[TO DO] Sift the material for lines containing "undo", and return them.

[RECORDED DATA]
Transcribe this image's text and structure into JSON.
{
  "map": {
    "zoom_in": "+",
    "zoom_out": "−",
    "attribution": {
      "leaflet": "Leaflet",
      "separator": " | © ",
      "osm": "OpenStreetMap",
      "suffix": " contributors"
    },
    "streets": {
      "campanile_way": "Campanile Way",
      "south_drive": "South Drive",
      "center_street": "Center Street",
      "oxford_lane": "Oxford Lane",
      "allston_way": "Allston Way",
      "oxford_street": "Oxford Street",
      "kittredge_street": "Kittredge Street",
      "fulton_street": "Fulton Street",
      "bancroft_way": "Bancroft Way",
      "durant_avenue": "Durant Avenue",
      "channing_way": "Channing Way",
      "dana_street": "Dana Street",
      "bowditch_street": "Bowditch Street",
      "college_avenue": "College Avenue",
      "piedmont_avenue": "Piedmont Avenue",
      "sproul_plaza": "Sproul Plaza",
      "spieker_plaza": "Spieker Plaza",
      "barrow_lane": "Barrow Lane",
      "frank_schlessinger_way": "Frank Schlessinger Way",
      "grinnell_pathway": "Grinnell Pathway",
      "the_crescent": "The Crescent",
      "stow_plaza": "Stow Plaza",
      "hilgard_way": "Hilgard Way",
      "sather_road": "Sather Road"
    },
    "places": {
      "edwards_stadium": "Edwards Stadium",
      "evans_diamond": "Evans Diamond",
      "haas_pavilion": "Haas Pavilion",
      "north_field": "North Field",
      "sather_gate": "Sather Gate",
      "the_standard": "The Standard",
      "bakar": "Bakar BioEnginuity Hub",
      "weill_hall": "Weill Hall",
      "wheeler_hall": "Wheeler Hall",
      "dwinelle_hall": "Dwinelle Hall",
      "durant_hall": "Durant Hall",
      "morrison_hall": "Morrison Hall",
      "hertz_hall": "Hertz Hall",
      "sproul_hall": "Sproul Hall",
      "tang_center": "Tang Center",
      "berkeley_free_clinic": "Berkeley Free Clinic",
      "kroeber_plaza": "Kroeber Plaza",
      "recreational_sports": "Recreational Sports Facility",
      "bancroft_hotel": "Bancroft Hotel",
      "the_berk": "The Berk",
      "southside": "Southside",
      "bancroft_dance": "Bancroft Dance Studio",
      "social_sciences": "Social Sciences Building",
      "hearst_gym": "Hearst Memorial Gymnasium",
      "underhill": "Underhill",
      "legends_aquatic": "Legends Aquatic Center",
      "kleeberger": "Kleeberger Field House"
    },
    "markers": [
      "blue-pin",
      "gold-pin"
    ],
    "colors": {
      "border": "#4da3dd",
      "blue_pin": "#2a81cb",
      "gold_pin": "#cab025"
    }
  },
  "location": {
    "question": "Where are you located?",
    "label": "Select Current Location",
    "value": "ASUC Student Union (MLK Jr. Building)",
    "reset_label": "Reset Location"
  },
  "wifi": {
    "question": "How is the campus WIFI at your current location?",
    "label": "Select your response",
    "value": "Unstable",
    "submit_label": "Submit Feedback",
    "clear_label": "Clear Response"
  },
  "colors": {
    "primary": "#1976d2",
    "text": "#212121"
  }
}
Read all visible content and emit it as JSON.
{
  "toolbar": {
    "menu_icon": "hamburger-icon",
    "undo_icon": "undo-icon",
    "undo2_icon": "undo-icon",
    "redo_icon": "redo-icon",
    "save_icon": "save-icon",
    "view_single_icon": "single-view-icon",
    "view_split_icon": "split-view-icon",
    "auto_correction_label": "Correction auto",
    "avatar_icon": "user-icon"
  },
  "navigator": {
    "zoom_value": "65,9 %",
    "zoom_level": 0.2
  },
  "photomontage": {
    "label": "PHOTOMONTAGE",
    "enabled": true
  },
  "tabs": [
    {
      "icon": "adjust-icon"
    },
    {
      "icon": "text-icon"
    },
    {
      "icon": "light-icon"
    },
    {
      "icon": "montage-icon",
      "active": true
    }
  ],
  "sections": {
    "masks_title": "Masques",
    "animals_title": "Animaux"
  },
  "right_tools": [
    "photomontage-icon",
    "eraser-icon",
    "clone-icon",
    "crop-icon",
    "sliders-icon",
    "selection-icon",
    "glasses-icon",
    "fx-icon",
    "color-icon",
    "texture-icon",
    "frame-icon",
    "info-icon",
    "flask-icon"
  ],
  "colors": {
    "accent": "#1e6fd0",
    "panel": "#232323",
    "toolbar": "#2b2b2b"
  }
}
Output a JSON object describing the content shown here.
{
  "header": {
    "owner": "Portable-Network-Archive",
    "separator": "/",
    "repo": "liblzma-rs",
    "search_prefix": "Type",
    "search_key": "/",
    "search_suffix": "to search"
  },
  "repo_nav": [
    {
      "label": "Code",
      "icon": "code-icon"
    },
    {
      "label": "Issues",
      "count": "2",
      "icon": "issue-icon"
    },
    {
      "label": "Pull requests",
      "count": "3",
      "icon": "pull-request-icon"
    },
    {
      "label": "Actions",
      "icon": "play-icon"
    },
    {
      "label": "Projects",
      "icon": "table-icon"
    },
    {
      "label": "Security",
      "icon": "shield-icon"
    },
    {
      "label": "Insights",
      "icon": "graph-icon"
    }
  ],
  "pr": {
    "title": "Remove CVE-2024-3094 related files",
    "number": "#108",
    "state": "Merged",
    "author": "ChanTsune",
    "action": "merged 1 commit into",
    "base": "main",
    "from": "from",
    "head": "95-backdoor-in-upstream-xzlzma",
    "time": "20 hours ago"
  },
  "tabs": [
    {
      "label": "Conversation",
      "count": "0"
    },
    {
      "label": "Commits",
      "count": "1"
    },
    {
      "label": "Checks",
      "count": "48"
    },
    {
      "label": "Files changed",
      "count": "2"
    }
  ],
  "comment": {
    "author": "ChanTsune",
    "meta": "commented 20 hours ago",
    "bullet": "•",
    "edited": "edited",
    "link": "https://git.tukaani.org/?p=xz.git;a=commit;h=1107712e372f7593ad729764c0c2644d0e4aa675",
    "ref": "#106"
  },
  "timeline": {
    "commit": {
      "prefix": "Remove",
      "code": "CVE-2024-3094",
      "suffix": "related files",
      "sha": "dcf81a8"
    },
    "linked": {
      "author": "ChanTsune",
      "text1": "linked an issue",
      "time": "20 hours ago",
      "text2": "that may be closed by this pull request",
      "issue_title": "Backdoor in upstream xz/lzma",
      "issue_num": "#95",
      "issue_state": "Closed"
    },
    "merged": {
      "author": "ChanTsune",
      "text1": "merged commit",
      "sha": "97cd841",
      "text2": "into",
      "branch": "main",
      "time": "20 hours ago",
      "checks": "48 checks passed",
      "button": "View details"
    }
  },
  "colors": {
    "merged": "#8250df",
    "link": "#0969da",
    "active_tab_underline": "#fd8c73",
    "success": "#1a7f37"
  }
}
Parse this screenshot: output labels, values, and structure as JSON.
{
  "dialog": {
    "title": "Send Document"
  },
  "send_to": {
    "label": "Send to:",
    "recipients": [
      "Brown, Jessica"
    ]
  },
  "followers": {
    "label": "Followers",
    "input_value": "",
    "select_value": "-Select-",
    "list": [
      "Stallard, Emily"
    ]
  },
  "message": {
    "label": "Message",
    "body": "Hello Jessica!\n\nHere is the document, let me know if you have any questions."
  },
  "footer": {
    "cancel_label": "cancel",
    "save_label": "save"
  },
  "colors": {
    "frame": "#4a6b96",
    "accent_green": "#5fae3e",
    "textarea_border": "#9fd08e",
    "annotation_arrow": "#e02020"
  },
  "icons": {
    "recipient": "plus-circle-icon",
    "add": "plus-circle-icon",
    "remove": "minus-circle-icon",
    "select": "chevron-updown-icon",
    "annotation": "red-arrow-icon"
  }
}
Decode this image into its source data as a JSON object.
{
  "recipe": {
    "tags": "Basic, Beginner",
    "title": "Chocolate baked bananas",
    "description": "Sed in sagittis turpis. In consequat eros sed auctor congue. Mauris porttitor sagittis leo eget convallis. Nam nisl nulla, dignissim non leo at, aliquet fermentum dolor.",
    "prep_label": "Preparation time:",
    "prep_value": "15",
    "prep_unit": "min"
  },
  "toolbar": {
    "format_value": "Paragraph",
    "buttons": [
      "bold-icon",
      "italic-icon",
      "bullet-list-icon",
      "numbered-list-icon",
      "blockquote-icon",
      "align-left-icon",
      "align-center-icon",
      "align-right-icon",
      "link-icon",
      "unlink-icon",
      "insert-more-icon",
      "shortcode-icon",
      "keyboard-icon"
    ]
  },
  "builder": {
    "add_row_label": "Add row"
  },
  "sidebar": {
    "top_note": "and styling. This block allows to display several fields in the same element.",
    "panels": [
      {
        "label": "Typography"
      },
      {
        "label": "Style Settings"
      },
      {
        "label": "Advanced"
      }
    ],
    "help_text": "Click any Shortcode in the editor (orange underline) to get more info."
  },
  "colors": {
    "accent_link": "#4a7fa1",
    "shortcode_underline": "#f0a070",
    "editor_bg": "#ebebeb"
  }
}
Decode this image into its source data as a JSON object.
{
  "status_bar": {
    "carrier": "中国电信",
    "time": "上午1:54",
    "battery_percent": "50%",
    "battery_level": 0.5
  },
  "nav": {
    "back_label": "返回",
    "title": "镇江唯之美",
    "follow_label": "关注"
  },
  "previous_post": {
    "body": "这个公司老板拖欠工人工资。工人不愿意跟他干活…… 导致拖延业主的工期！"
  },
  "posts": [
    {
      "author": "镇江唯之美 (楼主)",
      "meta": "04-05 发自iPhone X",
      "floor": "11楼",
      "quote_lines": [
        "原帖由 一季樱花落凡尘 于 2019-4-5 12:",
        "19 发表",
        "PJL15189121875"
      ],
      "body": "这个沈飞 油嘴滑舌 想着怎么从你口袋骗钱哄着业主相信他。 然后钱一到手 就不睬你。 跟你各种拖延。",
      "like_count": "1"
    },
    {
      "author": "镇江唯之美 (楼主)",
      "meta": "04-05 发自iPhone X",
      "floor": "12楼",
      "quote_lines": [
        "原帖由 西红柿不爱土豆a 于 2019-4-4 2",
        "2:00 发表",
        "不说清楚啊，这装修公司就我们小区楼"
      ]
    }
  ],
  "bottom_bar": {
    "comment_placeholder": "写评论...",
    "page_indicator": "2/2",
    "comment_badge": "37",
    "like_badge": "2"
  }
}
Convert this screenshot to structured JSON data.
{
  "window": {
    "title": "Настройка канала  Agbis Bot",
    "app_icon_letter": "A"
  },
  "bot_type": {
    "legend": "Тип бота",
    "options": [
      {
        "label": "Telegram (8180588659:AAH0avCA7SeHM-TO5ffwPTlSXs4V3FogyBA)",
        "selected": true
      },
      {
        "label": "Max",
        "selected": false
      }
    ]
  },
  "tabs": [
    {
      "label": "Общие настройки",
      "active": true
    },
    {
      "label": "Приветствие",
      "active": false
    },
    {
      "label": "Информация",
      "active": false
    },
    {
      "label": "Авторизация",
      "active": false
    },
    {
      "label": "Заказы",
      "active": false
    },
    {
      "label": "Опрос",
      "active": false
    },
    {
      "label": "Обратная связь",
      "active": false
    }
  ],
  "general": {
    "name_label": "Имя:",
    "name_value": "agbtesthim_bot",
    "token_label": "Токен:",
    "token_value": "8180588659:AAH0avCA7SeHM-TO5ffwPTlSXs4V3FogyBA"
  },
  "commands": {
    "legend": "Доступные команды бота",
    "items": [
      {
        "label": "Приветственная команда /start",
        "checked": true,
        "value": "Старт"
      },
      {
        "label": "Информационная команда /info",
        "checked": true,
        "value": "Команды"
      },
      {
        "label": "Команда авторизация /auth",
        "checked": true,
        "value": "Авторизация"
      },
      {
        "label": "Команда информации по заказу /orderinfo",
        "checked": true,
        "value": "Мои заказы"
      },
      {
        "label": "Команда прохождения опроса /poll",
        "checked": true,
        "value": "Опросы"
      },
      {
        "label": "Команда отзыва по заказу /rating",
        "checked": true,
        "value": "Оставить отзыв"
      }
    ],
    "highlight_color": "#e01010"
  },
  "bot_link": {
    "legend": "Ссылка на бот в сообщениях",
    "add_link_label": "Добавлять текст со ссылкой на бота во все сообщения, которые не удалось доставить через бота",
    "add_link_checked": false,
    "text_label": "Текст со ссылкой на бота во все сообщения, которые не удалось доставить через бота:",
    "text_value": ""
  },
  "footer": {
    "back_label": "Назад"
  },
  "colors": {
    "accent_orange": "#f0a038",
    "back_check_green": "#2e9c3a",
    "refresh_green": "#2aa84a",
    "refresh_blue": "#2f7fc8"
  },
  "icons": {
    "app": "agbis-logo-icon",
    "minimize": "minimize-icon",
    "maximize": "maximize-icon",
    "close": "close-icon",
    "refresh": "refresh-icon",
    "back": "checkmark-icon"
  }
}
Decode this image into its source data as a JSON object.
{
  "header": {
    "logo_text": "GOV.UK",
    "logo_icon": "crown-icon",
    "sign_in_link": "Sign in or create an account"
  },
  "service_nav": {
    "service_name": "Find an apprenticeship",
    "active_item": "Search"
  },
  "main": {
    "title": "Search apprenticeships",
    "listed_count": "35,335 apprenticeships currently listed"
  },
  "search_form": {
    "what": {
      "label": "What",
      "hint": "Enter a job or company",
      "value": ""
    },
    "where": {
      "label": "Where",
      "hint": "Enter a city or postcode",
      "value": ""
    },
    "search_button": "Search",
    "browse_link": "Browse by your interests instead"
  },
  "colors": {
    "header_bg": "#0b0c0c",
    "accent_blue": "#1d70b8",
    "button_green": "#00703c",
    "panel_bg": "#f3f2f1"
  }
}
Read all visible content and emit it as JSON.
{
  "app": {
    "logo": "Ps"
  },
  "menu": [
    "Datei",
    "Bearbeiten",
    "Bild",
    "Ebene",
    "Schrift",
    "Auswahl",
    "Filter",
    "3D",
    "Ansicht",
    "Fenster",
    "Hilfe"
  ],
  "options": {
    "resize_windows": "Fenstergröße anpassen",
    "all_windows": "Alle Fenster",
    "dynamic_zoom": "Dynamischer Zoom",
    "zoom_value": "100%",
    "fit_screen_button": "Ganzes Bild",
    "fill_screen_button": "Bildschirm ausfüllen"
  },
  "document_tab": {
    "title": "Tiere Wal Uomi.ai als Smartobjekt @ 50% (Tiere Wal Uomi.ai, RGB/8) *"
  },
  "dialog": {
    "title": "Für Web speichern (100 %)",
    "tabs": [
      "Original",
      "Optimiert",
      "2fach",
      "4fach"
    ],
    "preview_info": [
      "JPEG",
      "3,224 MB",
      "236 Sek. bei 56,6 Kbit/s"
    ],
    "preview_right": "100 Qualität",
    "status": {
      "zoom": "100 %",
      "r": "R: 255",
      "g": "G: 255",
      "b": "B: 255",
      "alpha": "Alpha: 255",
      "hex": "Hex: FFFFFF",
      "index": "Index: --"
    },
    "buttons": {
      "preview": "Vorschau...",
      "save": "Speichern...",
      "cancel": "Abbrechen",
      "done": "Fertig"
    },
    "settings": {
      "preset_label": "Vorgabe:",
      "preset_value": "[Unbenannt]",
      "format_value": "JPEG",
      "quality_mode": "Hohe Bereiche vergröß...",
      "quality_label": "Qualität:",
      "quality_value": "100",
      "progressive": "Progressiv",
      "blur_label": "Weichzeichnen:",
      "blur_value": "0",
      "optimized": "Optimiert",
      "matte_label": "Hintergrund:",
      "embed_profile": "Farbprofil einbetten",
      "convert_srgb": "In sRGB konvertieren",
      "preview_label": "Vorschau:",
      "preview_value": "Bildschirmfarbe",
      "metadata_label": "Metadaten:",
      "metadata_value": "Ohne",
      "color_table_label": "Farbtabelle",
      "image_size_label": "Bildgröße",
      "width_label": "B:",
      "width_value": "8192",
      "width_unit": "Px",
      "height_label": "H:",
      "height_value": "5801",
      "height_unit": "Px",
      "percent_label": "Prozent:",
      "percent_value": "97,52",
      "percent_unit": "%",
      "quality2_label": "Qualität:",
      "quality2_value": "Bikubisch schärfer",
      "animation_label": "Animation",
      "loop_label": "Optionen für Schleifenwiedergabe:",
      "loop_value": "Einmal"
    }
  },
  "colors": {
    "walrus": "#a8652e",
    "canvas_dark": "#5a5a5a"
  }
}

[TASK ANSWER]
    "undo_icon": "undo-icon",
    "undo2_icon": "undo-icon",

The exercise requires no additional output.